• _Problem details_: Filter the listing and keep only the lines with the word "this".

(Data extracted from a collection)
........
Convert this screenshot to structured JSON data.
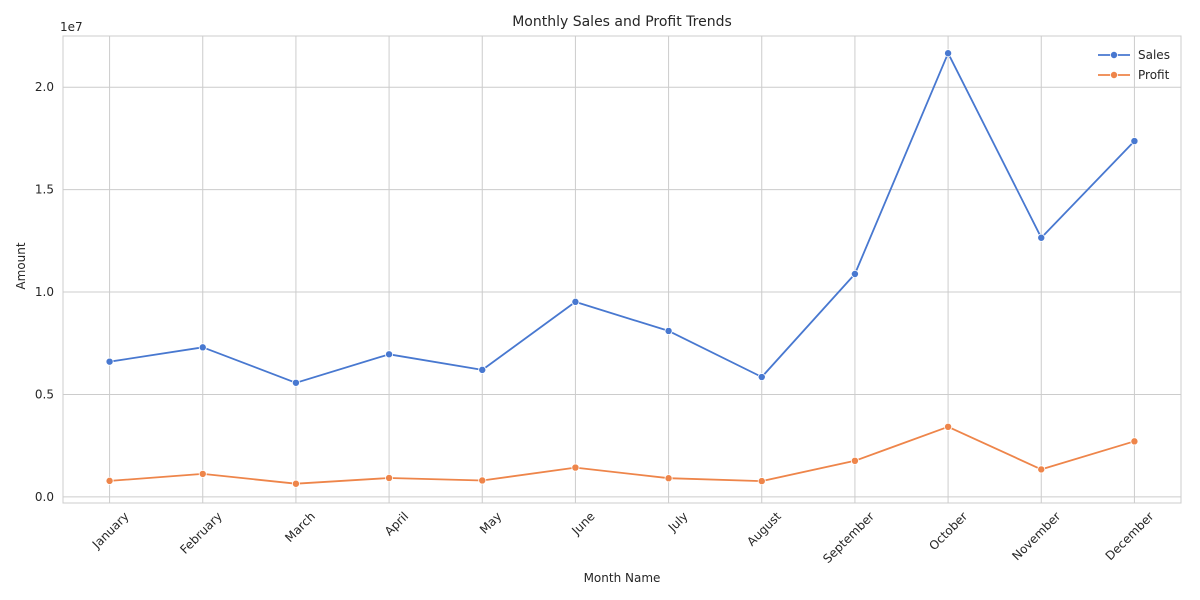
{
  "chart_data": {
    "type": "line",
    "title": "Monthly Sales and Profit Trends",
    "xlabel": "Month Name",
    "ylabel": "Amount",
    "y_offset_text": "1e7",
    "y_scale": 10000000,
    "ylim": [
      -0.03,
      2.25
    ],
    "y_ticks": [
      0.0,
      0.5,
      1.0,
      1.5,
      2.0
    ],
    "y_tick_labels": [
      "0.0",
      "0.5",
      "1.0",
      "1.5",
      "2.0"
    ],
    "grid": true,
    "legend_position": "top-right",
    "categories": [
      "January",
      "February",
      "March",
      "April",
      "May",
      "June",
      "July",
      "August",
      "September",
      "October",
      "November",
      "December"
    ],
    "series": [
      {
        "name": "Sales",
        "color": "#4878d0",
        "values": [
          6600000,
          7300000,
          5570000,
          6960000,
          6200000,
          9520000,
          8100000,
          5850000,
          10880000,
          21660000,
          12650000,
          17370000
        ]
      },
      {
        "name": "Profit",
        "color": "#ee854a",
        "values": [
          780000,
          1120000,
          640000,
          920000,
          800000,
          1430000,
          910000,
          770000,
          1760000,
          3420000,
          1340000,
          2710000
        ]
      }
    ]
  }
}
........
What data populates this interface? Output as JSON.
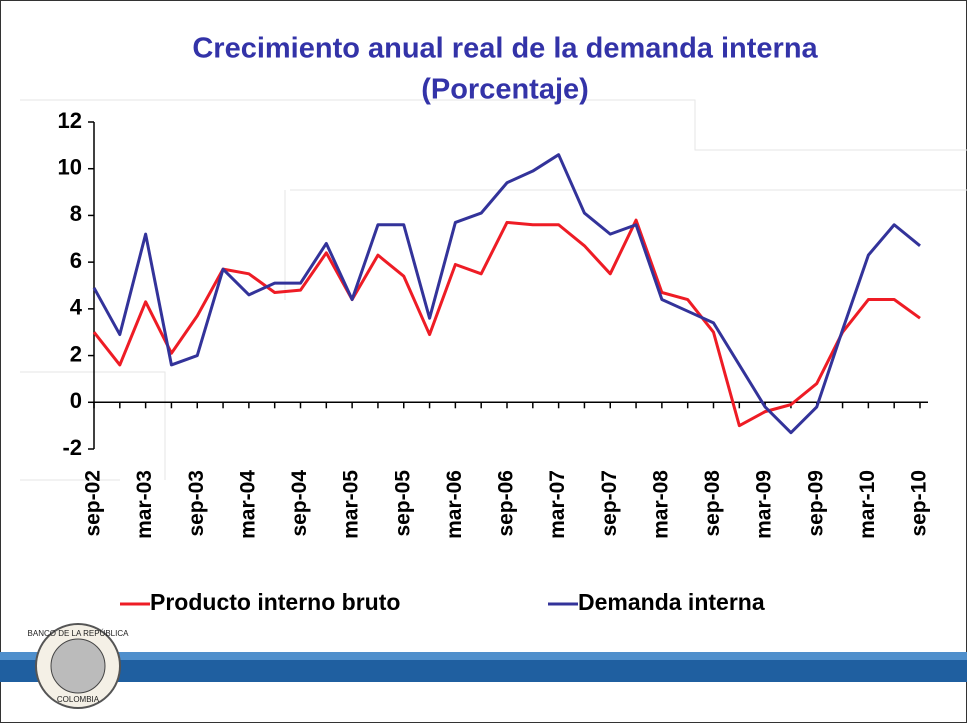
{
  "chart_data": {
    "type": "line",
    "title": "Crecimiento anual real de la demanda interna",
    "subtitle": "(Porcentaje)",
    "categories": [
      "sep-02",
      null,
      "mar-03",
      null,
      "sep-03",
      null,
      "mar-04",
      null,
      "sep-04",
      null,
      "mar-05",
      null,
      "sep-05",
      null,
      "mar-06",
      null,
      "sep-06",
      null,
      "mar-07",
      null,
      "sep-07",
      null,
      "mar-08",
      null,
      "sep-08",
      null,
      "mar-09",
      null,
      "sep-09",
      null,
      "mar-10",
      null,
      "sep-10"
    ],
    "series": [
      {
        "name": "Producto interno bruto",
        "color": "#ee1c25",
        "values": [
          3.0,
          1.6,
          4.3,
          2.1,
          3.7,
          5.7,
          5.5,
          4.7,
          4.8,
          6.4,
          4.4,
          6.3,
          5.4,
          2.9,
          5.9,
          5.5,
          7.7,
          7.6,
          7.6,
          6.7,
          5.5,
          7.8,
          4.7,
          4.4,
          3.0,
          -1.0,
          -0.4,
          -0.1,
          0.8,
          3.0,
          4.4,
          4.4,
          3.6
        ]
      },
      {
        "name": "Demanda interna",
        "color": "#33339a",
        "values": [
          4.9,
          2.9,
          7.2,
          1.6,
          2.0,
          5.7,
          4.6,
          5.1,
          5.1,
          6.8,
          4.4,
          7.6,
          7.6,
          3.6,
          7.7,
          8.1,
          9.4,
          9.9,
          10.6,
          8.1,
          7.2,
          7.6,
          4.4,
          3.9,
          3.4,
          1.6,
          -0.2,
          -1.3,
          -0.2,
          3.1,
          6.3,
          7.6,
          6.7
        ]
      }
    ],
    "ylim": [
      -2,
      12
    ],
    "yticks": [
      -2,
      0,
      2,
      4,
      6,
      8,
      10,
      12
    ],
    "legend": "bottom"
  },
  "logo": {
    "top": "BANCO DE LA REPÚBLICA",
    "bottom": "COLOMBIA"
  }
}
........
• _Solution below_:
Convert this screenshot to structured JSON data.
What data populates this interface? Output as JSON.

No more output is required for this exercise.